■ **Prompt**
Find the line that contains "What data populates" and print it and every line after it, exactly, please.

********

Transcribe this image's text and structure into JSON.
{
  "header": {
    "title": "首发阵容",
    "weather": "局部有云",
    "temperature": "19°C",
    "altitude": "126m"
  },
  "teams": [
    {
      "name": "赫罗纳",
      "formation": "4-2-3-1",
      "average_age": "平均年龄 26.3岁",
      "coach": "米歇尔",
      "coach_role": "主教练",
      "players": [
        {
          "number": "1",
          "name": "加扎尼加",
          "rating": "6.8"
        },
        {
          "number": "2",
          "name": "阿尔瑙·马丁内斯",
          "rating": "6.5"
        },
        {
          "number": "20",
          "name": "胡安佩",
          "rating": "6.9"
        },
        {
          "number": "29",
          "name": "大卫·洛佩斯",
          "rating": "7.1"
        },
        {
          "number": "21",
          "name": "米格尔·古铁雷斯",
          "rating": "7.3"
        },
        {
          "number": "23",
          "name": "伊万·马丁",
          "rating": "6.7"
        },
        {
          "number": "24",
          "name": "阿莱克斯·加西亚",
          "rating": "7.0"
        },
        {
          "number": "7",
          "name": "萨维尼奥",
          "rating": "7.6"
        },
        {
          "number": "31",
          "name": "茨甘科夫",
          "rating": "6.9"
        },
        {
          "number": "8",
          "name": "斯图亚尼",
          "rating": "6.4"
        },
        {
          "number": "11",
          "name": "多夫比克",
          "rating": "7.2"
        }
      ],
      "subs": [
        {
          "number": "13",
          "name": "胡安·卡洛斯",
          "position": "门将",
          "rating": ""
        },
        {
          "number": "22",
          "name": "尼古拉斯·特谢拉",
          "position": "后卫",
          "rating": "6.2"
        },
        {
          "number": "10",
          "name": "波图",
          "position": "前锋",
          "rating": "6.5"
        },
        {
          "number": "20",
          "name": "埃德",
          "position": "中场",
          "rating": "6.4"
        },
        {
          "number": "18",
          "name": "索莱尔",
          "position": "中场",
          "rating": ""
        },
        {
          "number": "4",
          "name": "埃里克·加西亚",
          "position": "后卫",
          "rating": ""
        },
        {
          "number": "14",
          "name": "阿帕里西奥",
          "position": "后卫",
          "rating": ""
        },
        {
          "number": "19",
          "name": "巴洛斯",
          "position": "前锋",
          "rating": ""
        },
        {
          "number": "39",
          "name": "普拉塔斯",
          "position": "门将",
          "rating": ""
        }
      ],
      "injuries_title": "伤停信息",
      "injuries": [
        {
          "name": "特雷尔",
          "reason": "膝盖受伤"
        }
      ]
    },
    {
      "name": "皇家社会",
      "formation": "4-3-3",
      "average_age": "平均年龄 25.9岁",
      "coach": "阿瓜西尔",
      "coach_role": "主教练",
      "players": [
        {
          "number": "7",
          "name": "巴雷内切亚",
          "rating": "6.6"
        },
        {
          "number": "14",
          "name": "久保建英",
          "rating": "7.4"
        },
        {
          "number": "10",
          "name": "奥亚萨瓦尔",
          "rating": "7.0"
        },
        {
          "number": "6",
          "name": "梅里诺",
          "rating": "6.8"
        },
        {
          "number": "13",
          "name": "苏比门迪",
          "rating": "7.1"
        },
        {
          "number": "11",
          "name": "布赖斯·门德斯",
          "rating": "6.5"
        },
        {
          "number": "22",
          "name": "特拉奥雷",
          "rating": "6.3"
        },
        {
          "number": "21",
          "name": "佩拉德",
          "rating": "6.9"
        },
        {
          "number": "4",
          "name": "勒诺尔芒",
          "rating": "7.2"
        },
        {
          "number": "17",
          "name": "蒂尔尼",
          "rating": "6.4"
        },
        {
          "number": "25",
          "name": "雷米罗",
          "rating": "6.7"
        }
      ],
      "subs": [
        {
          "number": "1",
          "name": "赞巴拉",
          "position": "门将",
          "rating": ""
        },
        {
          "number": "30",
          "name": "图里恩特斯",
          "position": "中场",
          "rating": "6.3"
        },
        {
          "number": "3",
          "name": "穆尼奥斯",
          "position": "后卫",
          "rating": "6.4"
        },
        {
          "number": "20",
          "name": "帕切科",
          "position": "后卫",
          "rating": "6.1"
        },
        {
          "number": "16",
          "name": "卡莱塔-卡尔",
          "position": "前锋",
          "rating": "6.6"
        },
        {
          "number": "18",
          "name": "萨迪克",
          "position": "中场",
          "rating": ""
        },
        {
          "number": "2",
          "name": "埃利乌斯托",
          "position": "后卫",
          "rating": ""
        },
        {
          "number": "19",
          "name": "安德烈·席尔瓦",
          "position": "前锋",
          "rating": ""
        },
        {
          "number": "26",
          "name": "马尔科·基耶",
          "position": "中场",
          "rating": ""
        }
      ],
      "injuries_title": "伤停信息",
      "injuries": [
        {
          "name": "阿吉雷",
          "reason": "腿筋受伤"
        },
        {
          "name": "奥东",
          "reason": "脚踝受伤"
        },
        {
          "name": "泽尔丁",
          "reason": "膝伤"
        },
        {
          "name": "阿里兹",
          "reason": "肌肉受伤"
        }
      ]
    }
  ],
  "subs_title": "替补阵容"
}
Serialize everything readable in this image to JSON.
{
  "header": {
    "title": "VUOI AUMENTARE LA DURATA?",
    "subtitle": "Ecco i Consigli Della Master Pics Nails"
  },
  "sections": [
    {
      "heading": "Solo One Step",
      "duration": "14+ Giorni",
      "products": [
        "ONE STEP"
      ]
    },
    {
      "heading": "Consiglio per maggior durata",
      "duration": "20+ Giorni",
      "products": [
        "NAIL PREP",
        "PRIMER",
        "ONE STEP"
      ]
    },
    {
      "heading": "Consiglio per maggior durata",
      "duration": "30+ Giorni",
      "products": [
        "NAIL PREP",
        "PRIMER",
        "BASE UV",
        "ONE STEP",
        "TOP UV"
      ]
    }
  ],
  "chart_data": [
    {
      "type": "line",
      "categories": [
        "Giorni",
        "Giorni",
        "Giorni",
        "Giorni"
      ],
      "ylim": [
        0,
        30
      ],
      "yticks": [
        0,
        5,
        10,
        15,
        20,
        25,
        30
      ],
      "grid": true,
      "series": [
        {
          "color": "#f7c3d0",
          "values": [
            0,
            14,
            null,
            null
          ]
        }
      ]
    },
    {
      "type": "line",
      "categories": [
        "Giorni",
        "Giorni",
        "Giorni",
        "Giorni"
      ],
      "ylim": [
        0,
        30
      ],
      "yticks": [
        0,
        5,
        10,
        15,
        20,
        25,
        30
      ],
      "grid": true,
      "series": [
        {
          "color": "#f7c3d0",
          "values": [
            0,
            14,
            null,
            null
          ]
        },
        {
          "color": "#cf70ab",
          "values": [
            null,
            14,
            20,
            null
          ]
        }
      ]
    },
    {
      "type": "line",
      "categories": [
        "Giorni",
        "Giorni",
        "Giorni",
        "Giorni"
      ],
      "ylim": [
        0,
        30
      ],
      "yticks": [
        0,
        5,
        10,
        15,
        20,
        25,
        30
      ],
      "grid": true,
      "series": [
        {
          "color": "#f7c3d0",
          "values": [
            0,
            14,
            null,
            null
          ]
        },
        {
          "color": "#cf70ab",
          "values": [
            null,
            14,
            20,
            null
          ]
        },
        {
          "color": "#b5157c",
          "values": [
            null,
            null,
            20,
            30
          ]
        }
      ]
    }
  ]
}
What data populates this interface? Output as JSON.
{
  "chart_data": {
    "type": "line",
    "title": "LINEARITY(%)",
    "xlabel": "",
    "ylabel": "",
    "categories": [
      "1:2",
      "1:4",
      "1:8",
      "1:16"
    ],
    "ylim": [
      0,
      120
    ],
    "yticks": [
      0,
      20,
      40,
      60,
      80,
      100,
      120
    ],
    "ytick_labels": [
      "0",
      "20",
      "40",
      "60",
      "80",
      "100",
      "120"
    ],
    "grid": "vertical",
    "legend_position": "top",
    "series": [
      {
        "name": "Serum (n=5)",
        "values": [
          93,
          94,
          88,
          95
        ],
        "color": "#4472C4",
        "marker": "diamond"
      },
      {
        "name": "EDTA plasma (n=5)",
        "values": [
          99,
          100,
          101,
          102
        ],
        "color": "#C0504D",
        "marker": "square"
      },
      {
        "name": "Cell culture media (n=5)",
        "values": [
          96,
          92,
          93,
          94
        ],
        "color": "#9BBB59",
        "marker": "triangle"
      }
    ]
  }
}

********

■ **Solved exercise**
What data populates this interface? Output as JSON.
{
  "chart_data": {
    "type": "line",
    "title": "LINEARITY(%)",
    "xlabel": "",
    "ylabel": "",
    "categories": [
      "1:2",
      "1:4",
      "1:8",
      "1:16"
    ],
    "ylim": [
      0,
      120
    ],
    "yticks": [
      0,
      20,
      40,
      60,
      80,
      100,
      120
    ],
    "ytick_labels": [
      "0",
      "20",
      "40",
      "60",
      "80",
      "100",
      "120"
    ],
    "grid": "vertical",
    "legend_position": "top",
    "series": [
      {
        "name": "Serum (n=5)",
        "values": [
          93,
          94,
          88,
          95
        ],
        "color": "#4472C4",
        "marker": "diamond"
      },
      {
        "name": "EDTA plasma (n=5)",
        "values": [
          99,
          100,
          101,
          102
        ],
        "color": "#C0504D",
        "marker": "square"
      },
      {
        "name": "Cell culture media (n=5)",
        "values": [
          96,
          92,
          93,
          94
        ],
        "color": "#9BBB59",
        "marker": "triangle"
      }
    ]
  }
}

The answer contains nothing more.